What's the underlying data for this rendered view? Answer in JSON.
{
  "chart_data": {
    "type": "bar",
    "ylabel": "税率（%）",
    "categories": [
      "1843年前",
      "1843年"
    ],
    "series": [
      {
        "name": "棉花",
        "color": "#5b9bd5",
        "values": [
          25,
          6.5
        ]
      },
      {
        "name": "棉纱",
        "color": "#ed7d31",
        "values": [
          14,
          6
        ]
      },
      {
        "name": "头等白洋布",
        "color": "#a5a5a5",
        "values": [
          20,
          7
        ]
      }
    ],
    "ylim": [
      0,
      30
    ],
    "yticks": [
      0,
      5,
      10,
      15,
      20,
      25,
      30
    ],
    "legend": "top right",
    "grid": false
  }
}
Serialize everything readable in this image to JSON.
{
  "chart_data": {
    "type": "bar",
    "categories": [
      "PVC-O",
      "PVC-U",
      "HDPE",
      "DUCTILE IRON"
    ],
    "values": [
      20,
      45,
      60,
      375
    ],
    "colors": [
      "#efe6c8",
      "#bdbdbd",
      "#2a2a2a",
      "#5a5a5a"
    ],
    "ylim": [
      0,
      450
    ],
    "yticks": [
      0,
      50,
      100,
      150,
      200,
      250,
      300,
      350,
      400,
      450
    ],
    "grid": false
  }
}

# Written instruction
Send back all of the entries exactly, with nothing missing.

# Written answer
What's the underlying data for this rendered view? Answer in JSON.
{
  "chart_data": {
    "type": "bar",
    "ylabel": "税率（%）",
    "categories": [
      "1843年前",
      "1843年"
    ],
    "series": [
      {
        "name": "棉花",
        "color": "#5b9bd5",
        "values": [
          25,
          6.5
        ]
      },
      {
        "name": "棉纱",
        "color": "#ed7d31",
        "values": [
          14,
          6
        ]
      },
      {
        "name": "头等白洋布",
        "color": "#a5a5a5",
        "values": [
          20,
          7
        ]
      }
    ],
    "ylim": [
      0,
      30
    ],
    "yticks": [
      0,
      5,
      10,
      15,
      20,
      25,
      30
    ],
    "legend": "top right",
    "grid": false
  }
}
Serialize everything readable in this image to JSON.
{
  "chart_data": {
    "type": "bar",
    "categories": [
      "PVC-O",
      "PVC-U",
      "HDPE",
      "DUCTILE IRON"
    ],
    "values": [
      20,
      45,
      60,
      375
    ],
    "colors": [
      "#efe6c8",
      "#bdbdbd",
      "#2a2a2a",
      "#5a5a5a"
    ],
    "ylim": [
      0,
      450
    ],
    "yticks": [
      0,
      50,
      100,
      150,
      200,
      250,
      300,
      350,
      400,
      450
    ],
    "grid": false
  }
}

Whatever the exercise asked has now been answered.